==== Material to process ====
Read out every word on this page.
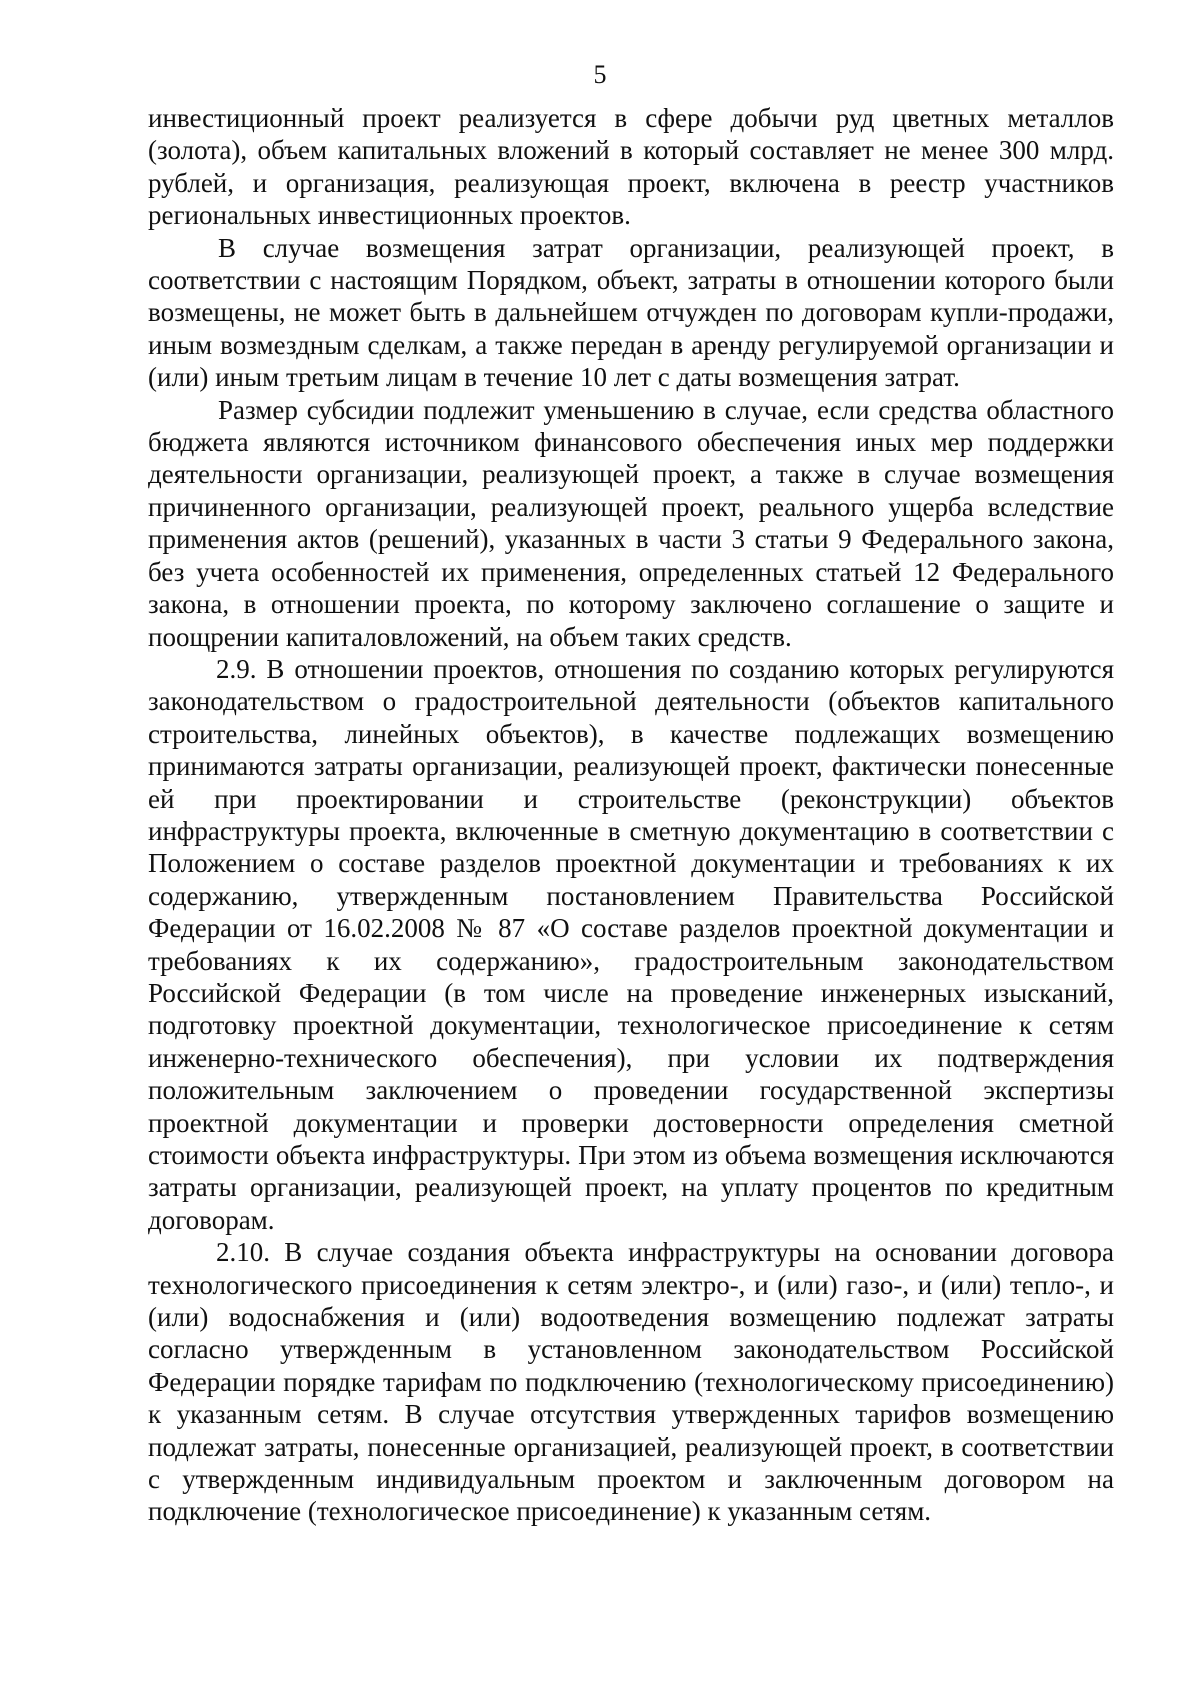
5

инвестиционный проект реализуется в сфере добычи руд цветных металлов (золота), объем капитальных вложений в который составляет не менее 300 млрд. рублей, и организация, реализующая проект, включена в реестр участников региональных инвестиционных проектов.

В случае возмещения затрат организации, реализующей проект, в соответствии с настоящим Порядком, объект, затраты в отношении которого были возмещены, не может быть в дальнейшем отчужден по договорам купли-продажи, иным возмездным сделкам, а также передан в аренду регулируемой организации и (или) иным третьим лицам в течение 10 лет с даты возмещения затрат.

Размер субсидии подлежит уменьшению в случае, если средства областного бюджета являются источником финансового обеспечения иных мер поддержки деятельности организации, реализующей проект, а также в случае возмещения причиненного организации, реализующей проект, реального ущерба вследствие применения актов (решений), указанных в части 3 статьи 9 Федерального закона, без учета особенностей их применения, определенных статьей 12 Федерального закона, в отношении проекта, по которому заключено соглашение о защите и поощрении капиталовложений, на объем таких средств.

2.9. В отношении проектов, отношения по созданию которых регулируются законодательством о градостроительной деятельности (объектов капитального строительства, линейных объектов), в качестве подлежащих возмещению принимаются затраты организации, реализующей проект, фактически понесенные ей при проектировании и строительстве (реконструкции) объектов инфраструктуры проекта, включенные в сметную документацию в соответствии с Положением о составе разделов проектной документации и требованиях к их содержанию, утвержденным постановлением Правительства Российской Федерации от 16.02.2008 № 87 «О составе разделов проектной документации и требованиях к их содержанию», градостроительным законодательством Российской Федерации (в том числе на проведение инженерных изысканий, подготовку проектной документации, технологическое присоединение к сетям инженерно-технического обеспечения), при условии их подтверждения положительным заключением о проведении государственной экспертизы проектной документации и проверки достоверности определения сметной стоимости объекта инфраструктуры. При этом из объема возмещения исключаются затраты организации, реализующей проект, на уплату процентов по кредитным договорам.

2.10. В случае создания объекта инфраструктуры на основании договора технологического присоединения к сетям электро-, и (или) газо-, и (или) тепло-, и (или) водоснабжения и (или) водоотведения возмещению подлежат затраты согласно утвержденным в установленном законодательством Российской Федерации порядке тарифам по подключению (технологическому присоединению) к указанным сетям. В случае отсутствия утвержденных тарифов возмещению подлежат затраты, понесенные организацией, реализующей проект, в соответствии с утвержденным индивидуальным проектом и заключенным договором на подключение (технологическое присоединение) к указанным сетям.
====
#### Short problem:
Quote every record above exactly, leaving out any pictures.

#### Right answer:
Read out every word on this page.
5

инвестиционный проект реализуется в сфере добычи руд цветных металлов (золота), объем капитальных вложений в который составляет не менее 300 млрд. рублей, и организация, реализующая проект, включена в реестр участников региональных инвестиционных проектов.

В случае возмещения затрат организации, реализующей проект, в соответствии с настоящим Порядком, объект, затраты в отношении которого были возмещены, не может быть в дальнейшем отчужден по договорам купли-продажи, иным возмездным сделкам, а также передан в аренду регулируемой организации и (или) иным третьим лицам в течение 10 лет с даты возмещения затрат.

Размер субсидии подлежит уменьшению в случае, если средства областного бюджета являются источником финансового обеспечения иных мер поддержки деятельности организации, реализующей проект, а также в случае возмещения причиненного организации, реализующей проект, реального ущерба вследствие применения актов (решений), указанных в части 3 статьи 9 Федерального закона, без учета особенностей их применения, определенных статьей 12 Федерального закона, в отношении проекта, по которому заключено соглашение о защите и поощрении капиталовложений, на объем таких средств.

2.9. В отношении проектов, отношения по созданию которых регулируются законодательством о градостроительной деятельности (объектов капитального строительства, линейных объектов), в качестве подлежащих возмещению принимаются затраты организации, реализующей проект, фактически понесенные ей при проектировании и строительстве (реконструкции) объектов инфраструктуры проекта, включенные в сметную документацию в соответствии с Положением о составе разделов проектной документации и требованиях к их содержанию, утвержденным постановлением Правительства Российской Федерации от 16.02.2008 № 87 «О составе разделов проектной документации и требованиях к их содержанию», градостроительным законодательством Российской Федерации (в том числе на проведение инженерных изысканий, подготовку проектной документации, технологическое присоединение к сетям инженерно-технического обеспечения), при условии их подтверждения положительным заключением о проведении государственной экспертизы проектной документации и проверки достоверности определения сметной стоимости объекта инфраструктуры. При этом из объема возмещения исключаются затраты организации, реализующей проект, на уплату процентов по кредитным договорам.

2.10. В случае создания объекта инфраструктуры на основании договора технологического присоединения к сетям электро-, и (или) газо-, и (или) тепло-, и (или) водоснабжения и (или) водоотведения возмещению подлежат затраты согласно утвержденным в установленном законодательством Российской Федерации порядке тарифам по подключению (технологическому присоединению) к указанным сетям. В случае отсутствия утвержденных тарифов возмещению подлежат затраты, понесенные организацией, реализующей проект, в соответствии с утвержденным индивидуальным проектом и заключенным договором на подключение (технологическое присоединение) к указанным сетям.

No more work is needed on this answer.